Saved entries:

>> begin

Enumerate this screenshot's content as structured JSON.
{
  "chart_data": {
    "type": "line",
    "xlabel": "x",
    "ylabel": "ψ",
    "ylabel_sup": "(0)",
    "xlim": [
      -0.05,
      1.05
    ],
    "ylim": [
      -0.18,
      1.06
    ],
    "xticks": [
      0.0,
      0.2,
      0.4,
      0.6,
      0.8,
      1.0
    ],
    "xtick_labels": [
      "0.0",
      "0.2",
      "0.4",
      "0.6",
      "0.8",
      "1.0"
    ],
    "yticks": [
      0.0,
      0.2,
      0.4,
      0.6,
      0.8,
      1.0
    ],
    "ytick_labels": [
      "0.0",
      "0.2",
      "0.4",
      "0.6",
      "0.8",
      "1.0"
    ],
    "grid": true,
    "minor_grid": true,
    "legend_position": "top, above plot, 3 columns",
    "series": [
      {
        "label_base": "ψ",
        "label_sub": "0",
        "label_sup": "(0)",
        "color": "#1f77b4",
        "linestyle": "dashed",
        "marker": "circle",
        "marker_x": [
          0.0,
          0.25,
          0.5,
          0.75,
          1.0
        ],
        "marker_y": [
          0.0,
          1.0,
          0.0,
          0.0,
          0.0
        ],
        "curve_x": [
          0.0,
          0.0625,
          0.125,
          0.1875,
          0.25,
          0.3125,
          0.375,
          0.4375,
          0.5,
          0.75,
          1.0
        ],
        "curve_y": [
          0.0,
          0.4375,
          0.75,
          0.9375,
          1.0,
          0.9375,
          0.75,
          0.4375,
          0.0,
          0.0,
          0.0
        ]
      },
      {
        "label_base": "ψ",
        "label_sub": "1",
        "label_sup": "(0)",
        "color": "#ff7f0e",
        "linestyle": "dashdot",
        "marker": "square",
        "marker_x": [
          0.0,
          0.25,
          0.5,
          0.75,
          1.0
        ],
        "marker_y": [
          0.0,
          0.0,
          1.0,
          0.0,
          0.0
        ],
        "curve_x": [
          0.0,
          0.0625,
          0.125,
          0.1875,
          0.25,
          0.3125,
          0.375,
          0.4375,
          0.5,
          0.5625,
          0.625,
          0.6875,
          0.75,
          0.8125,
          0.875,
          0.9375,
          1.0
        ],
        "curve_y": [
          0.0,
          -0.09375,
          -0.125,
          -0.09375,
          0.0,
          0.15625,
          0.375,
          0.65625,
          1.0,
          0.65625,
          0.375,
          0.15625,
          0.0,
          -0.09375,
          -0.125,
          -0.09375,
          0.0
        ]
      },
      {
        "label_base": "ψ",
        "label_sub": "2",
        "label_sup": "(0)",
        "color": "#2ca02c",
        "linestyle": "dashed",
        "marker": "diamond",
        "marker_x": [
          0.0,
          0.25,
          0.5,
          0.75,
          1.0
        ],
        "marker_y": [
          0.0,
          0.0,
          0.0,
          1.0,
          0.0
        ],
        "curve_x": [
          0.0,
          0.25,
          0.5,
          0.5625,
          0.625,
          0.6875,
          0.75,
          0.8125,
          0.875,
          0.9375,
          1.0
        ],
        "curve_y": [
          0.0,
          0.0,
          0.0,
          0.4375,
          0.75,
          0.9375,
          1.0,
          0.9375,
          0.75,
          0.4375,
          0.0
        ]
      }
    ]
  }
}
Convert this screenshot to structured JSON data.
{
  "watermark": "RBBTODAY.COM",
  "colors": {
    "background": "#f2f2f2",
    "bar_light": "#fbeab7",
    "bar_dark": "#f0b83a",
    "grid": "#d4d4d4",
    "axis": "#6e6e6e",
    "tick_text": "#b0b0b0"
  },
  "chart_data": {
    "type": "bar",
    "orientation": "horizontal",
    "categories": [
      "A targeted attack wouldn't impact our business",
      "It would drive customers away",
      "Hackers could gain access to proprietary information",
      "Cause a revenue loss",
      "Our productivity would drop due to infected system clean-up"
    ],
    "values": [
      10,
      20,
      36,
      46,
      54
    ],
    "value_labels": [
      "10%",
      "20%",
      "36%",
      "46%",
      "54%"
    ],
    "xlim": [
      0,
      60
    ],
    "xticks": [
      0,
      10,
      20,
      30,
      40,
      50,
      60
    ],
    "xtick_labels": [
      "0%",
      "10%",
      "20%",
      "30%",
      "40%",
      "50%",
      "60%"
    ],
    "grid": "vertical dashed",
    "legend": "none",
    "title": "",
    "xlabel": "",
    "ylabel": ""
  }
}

>> end

Restate the data above exactly, keeping each word as it stands.

Enumerate this screenshot's content as structured JSON.
{
  "chart_data": {
    "type": "line",
    "xlabel": "x",
    "ylabel": "ψ",
    "ylabel_sup": "(0)",
    "xlim": [
      -0.05,
      1.05
    ],
    "ylim": [
      -0.18,
      1.06
    ],
    "xticks": [
      0.0,
      0.2,
      0.4,
      0.6,
      0.8,
      1.0
    ],
    "xtick_labels": [
      "0.0",
      "0.2",
      "0.4",
      "0.6",
      "0.8",
      "1.0"
    ],
    "yticks": [
      0.0,
      0.2,
      0.4,
      0.6,
      0.8,
      1.0
    ],
    "ytick_labels": [
      "0.0",
      "0.2",
      "0.4",
      "0.6",
      "0.8",
      "1.0"
    ],
    "grid": true,
    "minor_grid": true,
    "legend_position": "top, above plot, 3 columns",
    "series": [
      {
        "label_base": "ψ",
        "label_sub": "0",
        "label_sup": "(0)",
        "color": "#1f77b4",
        "linestyle": "dashed",
        "marker": "circle",
        "marker_x": [
          0.0,
          0.25,
          0.5,
          0.75,
          1.0
        ],
        "marker_y": [
          0.0,
          1.0,
          0.0,
          0.0,
          0.0
        ],
        "curve_x": [
          0.0,
          0.0625,
          0.125,
          0.1875,
          0.25,
          0.3125,
          0.375,
          0.4375,
          0.5,
          0.75,
          1.0
        ],
        "curve_y": [
          0.0,
          0.4375,
          0.75,
          0.9375,
          1.0,
          0.9375,
          0.75,
          0.4375,
          0.0,
          0.0,
          0.0
        ]
      },
      {
        "label_base": "ψ",
        "label_sub": "1",
        "label_sup": "(0)",
        "color": "#ff7f0e",
        "linestyle": "dashdot",
        "marker": "square",
        "marker_x": [
          0.0,
          0.25,
          0.5,
          0.75,
          1.0
        ],
        "marker_y": [
          0.0,
          0.0,
          1.0,
          0.0,
          0.0
        ],
        "curve_x": [
          0.0,
          0.0625,
          0.125,
          0.1875,
          0.25,
          0.3125,
          0.375,
          0.4375,
          0.5,
          0.5625,
          0.625,
          0.6875,
          0.75,
          0.8125,
          0.875,
          0.9375,
          1.0
        ],
        "curve_y": [
          0.0,
          -0.09375,
          -0.125,
          -0.09375,
          0.0,
          0.15625,
          0.375,
          0.65625,
          1.0,
          0.65625,
          0.375,
          0.15625,
          0.0,
          -0.09375,
          -0.125,
          -0.09375,
          0.0
        ]
      },
      {
        "label_base": "ψ",
        "label_sub": "2",
        "label_sup": "(0)",
        "color": "#2ca02c",
        "linestyle": "dashed",
        "marker": "diamond",
        "marker_x": [
          0.0,
          0.25,
          0.5,
          0.75,
          1.0
        ],
        "marker_y": [
          0.0,
          0.0,
          0.0,
          1.0,
          0.0
        ],
        "curve_x": [
          0.0,
          0.25,
          0.5,
          0.5625,
          0.625,
          0.6875,
          0.75,
          0.8125,
          0.875,
          0.9375,
          1.0
        ],
        "curve_y": [
          0.0,
          0.0,
          0.0,
          0.4375,
          0.75,
          0.9375,
          1.0,
          0.9375,
          0.75,
          0.4375,
          0.0
        ]
      }
    ]
  }
}
Convert this screenshot to structured JSON data.
{
  "watermark": "RBBTODAY.COM",
  "colors": {
    "background": "#f2f2f2",
    "bar_light": "#fbeab7",
    "bar_dark": "#f0b83a",
    "grid": "#d4d4d4",
    "axis": "#6e6e6e",
    "tick_text": "#b0b0b0"
  },
  "chart_data": {
    "type": "bar",
    "orientation": "horizontal",
    "categories": [
      "A targeted attack wouldn't impact our business",
      "It would drive customers away",
      "Hackers could gain access to proprietary information",
      "Cause a revenue loss",
      "Our productivity would drop due to infected system clean-up"
    ],
    "values": [
      10,
      20,
      36,
      46,
      54
    ],
    "value_labels": [
      "10%",
      "20%",
      "36%",
      "46%",
      "54%"
    ],
    "xlim": [
      0,
      60
    ],
    "xticks": [
      0,
      10,
      20,
      30,
      40,
      50,
      60
    ],
    "xtick_labels": [
      "0%",
      "10%",
      "20%",
      "30%",
      "40%",
      "50%",
      "60%"
    ],
    "grid": "vertical dashed",
    "legend": "none",
    "title": "",
    "xlabel": "",
    "ylabel": ""
  }
}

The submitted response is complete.